** Written instruction **
Copy out lines with the word "ylabel" from the material that follows.

━━━━━━

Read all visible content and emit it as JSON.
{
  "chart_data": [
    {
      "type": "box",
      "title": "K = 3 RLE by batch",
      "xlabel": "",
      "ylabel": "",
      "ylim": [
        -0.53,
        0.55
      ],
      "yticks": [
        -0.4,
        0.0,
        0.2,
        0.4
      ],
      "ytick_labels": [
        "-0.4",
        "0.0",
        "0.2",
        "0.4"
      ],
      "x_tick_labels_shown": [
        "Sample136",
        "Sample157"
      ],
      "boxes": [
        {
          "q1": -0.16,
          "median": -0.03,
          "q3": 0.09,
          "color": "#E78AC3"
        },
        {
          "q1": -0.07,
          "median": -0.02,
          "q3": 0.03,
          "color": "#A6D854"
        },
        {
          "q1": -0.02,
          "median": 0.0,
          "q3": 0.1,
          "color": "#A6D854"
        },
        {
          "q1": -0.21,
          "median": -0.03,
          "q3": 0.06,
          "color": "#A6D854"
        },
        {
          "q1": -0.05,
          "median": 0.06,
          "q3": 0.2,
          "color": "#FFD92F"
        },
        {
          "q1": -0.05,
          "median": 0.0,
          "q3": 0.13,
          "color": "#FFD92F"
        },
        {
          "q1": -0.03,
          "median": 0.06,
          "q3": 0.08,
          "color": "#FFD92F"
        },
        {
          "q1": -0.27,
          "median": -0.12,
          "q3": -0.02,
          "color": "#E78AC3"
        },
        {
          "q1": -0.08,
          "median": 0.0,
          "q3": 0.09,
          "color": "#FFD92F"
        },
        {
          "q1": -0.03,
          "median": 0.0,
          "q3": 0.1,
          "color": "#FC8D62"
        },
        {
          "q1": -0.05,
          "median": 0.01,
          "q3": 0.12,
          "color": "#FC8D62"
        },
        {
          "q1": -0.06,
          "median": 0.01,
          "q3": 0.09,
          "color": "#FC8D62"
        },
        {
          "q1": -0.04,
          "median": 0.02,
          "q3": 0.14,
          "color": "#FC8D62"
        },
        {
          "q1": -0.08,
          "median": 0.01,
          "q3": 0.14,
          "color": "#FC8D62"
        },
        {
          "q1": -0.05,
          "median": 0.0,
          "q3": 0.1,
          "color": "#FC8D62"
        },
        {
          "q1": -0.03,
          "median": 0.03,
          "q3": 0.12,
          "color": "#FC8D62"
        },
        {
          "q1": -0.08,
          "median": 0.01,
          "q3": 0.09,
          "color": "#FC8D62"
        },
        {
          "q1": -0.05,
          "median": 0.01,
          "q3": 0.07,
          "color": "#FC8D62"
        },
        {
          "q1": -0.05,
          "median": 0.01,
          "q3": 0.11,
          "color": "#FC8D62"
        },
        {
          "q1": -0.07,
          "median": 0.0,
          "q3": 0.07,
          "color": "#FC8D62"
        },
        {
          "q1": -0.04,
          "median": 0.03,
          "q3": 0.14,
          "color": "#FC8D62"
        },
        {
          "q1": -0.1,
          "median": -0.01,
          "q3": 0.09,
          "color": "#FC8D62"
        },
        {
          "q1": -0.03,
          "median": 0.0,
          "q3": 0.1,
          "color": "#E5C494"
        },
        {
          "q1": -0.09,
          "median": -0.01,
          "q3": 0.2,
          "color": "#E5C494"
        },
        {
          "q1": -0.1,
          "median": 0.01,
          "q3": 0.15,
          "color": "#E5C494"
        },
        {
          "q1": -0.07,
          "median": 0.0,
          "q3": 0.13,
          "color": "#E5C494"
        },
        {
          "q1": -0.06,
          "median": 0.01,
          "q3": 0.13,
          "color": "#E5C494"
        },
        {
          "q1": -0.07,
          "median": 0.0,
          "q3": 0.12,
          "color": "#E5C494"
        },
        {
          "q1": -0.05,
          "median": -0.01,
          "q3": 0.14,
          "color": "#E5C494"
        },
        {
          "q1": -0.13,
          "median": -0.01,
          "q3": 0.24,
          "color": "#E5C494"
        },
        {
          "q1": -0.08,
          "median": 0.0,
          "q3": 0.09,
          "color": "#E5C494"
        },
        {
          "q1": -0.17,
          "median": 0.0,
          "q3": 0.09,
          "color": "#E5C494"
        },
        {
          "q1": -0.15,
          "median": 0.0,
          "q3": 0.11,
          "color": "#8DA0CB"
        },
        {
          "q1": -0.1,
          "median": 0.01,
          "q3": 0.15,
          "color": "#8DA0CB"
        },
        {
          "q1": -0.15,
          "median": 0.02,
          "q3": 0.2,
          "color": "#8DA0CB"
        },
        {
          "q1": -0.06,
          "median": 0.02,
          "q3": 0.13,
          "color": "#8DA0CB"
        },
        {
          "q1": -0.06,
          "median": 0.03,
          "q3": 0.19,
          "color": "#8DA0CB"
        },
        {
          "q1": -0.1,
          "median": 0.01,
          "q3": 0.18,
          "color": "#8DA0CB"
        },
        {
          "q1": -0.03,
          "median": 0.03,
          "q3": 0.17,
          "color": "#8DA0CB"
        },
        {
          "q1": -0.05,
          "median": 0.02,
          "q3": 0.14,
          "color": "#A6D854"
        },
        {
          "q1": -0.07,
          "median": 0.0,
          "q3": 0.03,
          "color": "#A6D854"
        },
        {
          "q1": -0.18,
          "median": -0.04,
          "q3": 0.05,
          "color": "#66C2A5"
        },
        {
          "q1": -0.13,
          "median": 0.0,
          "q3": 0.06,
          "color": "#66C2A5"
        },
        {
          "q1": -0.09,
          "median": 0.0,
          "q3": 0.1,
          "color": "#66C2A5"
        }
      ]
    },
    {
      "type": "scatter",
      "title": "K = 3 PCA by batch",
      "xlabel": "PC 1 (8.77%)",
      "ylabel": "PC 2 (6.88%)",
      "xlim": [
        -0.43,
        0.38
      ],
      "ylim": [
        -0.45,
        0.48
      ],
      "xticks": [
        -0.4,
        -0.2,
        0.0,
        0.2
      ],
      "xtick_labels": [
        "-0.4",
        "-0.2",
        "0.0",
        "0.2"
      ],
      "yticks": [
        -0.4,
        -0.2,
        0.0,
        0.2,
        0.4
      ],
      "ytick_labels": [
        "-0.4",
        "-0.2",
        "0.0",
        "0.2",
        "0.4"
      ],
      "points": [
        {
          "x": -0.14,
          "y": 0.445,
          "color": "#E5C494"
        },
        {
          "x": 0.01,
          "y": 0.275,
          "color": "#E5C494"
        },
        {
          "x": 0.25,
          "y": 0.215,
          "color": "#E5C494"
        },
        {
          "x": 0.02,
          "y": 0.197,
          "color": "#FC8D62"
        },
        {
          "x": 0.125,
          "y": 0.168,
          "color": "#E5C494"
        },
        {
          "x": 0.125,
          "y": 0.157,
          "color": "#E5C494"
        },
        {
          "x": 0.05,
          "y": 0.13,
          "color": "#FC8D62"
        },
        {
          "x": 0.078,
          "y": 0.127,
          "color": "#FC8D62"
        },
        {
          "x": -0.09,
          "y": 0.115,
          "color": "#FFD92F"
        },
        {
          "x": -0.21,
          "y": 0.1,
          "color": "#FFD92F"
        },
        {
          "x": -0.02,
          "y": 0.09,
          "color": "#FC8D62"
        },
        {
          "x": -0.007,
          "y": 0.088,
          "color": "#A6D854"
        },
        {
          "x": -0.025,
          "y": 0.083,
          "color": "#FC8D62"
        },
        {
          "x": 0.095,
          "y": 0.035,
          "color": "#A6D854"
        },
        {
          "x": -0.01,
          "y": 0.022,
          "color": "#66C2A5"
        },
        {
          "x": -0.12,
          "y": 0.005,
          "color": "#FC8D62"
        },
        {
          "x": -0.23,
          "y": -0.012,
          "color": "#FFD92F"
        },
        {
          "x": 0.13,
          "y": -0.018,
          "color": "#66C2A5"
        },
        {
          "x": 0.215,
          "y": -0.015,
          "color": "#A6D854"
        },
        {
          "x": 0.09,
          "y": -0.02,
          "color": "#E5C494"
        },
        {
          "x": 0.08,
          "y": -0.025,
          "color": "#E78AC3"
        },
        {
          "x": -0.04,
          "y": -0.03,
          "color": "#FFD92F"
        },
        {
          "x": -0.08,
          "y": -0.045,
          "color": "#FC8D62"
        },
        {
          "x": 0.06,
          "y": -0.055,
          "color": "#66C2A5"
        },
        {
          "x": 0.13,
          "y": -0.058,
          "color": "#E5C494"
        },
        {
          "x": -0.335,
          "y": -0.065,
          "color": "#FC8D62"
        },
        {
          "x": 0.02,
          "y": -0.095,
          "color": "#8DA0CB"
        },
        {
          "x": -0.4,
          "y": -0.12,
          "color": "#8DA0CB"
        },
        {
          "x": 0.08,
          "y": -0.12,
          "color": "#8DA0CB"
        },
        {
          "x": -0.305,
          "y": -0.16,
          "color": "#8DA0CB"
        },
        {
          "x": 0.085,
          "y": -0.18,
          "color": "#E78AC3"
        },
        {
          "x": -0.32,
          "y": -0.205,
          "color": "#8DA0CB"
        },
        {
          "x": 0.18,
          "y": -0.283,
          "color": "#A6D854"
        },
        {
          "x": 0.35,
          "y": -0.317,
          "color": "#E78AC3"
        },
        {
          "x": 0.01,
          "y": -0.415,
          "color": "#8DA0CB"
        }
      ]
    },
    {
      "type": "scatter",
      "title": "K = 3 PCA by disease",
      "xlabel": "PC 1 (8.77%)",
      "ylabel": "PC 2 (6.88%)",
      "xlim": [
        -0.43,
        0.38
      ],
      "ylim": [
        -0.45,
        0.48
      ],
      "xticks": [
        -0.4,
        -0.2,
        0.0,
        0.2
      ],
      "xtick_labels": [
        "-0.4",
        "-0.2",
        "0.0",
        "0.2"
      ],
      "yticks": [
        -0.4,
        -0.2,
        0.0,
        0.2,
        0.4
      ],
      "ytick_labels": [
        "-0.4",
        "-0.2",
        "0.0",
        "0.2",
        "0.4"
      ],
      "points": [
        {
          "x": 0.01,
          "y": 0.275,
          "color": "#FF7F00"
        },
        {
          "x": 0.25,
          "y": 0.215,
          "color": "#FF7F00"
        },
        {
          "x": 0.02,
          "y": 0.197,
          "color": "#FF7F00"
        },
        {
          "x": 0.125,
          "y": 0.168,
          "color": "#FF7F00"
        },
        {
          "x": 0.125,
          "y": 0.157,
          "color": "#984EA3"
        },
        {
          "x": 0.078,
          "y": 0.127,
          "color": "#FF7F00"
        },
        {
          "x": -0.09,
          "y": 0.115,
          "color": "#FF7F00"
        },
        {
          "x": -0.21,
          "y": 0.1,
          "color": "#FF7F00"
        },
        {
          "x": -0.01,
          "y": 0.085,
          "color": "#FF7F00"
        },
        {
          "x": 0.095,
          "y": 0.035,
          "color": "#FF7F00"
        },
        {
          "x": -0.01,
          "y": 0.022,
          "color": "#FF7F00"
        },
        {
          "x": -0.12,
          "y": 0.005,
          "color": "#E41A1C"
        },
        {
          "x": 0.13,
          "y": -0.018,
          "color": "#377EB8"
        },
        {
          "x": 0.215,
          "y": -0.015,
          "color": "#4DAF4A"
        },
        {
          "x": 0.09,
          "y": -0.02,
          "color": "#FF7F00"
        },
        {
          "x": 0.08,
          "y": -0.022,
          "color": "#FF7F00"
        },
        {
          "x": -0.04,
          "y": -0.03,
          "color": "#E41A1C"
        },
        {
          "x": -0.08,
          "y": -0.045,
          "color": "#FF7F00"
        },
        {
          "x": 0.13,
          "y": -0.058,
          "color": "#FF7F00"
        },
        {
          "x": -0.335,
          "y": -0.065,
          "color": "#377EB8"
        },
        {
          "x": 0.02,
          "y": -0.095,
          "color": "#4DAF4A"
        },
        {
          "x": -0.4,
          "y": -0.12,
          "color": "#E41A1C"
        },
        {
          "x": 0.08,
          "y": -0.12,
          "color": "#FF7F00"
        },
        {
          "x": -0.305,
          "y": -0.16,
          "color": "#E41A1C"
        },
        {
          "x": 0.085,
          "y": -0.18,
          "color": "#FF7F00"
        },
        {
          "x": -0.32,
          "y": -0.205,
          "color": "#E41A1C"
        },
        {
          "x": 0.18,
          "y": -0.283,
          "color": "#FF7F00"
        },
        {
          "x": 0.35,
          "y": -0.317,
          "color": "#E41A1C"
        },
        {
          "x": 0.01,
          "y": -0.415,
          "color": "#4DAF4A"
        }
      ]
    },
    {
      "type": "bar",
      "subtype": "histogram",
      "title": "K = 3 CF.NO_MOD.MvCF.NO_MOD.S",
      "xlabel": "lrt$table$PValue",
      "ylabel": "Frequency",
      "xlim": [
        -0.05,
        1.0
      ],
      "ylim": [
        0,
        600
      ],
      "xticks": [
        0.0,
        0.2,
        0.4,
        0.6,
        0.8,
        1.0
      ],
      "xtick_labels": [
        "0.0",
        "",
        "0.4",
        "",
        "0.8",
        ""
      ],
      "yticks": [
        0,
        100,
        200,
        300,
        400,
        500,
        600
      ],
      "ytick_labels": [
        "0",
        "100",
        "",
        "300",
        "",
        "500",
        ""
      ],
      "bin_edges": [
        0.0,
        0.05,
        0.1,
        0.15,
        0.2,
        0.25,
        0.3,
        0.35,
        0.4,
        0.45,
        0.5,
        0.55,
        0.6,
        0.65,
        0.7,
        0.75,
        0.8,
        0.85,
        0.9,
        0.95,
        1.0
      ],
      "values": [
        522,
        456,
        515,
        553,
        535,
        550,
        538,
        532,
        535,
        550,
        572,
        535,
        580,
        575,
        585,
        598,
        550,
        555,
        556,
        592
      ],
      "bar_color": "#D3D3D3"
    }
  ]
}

━━━━━━

** Solution to the exercise **
      "ylabel": "",
      "ylabel": "PC 2 (6.88%)",
      "ylabel": "PC 2 (6.88%)",
      "ylabel": "Frequency",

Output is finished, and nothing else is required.